◆ Instruction: Work through the data line by line, gathering every line that has the word "name".

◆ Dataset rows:
╔══

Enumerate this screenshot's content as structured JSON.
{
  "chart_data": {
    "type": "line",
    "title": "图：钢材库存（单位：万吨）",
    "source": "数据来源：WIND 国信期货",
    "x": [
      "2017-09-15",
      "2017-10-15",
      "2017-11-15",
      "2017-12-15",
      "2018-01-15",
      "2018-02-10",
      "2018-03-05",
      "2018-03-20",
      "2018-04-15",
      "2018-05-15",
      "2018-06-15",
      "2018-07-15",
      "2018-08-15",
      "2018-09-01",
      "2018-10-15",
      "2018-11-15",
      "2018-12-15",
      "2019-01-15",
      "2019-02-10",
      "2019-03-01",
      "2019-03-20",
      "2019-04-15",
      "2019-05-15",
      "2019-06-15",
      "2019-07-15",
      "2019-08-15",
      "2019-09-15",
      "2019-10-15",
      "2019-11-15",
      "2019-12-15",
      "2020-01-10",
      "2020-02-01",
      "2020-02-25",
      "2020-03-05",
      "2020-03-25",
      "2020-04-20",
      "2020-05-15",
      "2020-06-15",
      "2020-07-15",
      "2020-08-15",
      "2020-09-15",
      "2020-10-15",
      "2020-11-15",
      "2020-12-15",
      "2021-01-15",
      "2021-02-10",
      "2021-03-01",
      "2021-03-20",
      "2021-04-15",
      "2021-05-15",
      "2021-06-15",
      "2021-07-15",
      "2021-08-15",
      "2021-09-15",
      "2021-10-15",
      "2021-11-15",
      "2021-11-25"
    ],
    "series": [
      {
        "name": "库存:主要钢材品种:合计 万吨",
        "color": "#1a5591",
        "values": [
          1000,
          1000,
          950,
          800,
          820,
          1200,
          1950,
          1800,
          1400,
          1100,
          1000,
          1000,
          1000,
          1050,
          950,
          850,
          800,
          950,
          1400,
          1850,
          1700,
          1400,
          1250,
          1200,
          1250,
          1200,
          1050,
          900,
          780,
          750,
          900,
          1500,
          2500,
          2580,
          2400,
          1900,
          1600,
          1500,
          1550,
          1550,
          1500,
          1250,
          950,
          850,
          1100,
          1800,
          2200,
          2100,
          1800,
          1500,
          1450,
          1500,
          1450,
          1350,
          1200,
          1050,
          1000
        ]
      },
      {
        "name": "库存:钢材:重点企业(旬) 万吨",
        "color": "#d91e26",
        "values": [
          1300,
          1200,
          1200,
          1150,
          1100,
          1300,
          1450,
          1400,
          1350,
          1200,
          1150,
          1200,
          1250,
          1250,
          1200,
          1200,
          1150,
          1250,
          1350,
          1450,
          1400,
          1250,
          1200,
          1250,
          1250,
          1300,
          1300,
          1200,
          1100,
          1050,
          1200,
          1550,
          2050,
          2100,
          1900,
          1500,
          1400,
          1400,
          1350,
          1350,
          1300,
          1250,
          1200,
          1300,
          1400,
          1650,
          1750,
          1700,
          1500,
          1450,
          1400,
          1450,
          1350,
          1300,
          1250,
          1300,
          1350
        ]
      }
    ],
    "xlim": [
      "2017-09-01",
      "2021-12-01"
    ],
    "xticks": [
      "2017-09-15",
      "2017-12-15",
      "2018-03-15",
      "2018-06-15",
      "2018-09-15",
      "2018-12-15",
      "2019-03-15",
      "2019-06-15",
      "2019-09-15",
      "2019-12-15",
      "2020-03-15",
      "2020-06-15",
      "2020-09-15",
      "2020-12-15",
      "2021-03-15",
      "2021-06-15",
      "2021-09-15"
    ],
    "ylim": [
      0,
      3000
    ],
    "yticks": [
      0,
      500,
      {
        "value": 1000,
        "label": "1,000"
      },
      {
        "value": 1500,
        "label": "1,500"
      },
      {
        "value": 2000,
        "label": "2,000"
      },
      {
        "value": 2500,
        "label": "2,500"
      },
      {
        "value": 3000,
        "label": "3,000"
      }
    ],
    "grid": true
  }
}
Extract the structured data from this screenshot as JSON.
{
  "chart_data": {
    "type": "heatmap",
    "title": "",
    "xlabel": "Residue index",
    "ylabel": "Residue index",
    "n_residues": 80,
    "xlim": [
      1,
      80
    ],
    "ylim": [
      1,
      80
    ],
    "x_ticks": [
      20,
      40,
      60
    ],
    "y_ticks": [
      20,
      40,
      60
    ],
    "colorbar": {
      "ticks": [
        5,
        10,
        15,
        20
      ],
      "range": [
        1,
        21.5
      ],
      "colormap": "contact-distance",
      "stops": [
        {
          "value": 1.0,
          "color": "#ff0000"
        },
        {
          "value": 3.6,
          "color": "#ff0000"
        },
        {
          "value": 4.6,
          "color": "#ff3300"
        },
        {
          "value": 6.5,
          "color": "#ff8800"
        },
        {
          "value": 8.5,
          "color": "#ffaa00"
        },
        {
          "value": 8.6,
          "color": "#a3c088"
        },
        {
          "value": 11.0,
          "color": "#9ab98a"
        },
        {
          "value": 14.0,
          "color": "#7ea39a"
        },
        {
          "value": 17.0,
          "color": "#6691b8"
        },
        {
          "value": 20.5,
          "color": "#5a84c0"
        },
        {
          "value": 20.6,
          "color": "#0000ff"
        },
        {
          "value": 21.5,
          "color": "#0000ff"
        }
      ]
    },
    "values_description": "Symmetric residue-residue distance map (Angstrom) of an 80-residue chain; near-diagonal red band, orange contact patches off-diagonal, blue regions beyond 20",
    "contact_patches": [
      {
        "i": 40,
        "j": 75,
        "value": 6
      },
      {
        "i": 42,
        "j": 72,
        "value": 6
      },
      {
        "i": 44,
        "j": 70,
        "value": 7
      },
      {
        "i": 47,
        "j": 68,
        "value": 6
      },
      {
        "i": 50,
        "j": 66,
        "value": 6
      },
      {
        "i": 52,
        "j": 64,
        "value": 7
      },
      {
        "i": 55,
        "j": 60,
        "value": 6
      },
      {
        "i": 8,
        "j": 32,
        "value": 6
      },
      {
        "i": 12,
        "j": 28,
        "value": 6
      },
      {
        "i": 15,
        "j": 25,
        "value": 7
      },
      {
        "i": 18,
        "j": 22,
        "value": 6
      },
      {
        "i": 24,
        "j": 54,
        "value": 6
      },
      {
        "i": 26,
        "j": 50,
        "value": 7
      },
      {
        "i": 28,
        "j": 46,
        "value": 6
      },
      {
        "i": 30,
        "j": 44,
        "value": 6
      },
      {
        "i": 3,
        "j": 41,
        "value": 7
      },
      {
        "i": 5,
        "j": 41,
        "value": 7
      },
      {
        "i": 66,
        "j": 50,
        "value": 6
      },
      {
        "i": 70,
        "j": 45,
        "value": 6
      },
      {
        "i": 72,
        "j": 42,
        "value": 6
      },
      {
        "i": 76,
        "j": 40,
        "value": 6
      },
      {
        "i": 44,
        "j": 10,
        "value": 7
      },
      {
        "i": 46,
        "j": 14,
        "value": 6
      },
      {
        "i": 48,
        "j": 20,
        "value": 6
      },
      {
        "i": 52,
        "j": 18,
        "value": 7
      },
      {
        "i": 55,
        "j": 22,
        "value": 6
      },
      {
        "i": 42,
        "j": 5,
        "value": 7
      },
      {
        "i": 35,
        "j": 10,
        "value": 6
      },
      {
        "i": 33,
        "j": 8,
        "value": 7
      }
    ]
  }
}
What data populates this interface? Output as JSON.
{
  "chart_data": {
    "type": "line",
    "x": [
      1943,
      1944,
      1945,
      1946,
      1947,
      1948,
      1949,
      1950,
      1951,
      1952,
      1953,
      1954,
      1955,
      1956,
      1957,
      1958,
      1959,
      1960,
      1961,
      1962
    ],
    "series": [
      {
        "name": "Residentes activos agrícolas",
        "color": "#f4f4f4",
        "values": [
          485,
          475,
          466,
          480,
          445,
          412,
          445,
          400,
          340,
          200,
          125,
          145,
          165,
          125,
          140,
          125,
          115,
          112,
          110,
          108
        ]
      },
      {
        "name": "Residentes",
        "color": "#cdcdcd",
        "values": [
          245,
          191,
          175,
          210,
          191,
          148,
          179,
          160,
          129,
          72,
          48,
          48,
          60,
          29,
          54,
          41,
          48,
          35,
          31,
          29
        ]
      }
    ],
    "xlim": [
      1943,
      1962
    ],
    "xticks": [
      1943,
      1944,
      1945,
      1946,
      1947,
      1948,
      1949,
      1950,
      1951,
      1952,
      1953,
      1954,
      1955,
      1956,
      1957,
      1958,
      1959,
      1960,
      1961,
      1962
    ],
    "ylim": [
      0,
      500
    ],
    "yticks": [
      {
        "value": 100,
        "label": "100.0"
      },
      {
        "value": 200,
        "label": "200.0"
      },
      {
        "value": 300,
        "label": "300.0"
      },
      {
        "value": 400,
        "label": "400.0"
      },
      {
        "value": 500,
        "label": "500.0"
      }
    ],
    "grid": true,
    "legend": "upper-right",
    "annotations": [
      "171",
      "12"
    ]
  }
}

╚══

◆ Response for this exercise:
        "name": "库存:主要钢材品种:合计 万吨",
        "name": "库存:钢材:重点企业(旬) 万吨",
        "name": "Residentes activos agrícolas",
        "name": "Residentes",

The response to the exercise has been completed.